>>>>>

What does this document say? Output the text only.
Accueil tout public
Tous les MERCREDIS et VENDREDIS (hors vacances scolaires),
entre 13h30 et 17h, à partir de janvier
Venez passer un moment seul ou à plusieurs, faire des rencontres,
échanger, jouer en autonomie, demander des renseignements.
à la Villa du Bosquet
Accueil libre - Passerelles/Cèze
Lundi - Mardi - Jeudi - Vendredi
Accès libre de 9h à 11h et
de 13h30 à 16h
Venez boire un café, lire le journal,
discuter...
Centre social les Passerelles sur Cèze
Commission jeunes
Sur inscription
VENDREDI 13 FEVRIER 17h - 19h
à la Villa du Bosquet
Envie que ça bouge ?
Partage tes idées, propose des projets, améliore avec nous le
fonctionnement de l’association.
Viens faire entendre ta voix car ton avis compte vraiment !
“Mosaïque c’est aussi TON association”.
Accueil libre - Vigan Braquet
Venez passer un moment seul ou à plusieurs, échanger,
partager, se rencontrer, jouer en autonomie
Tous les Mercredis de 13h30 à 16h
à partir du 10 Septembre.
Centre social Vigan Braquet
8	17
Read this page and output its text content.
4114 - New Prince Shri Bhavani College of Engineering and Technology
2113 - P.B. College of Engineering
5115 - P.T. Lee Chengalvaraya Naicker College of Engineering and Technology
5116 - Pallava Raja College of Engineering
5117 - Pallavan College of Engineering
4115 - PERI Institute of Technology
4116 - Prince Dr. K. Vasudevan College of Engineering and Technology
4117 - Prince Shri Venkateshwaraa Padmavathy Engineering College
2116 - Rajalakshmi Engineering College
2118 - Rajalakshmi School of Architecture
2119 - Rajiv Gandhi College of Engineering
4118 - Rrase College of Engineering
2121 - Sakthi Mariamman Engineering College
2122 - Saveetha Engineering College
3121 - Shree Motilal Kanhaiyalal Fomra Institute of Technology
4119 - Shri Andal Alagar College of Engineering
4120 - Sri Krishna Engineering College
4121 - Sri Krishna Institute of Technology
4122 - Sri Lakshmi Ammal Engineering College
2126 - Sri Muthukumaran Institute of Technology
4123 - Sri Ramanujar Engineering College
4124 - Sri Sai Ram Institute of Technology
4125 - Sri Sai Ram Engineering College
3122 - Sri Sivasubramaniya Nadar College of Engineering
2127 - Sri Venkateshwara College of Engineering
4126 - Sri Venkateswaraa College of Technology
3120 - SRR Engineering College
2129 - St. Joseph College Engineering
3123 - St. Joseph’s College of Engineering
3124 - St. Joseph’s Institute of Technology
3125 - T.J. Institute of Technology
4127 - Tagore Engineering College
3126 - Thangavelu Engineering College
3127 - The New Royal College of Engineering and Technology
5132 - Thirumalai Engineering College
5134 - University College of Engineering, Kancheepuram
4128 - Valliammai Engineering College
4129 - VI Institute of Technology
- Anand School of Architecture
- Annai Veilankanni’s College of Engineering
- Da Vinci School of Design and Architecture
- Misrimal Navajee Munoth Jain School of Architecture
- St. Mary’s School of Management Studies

<<<<<

STATED EXERCISE
Gather each line from the entries above that includes the word "libre".

OUTPUT OF THE TASK
Accueil libre - Passerelles/Cèze
Accès libre de 9h à 11h et
Accueil libre - Vigan Braquet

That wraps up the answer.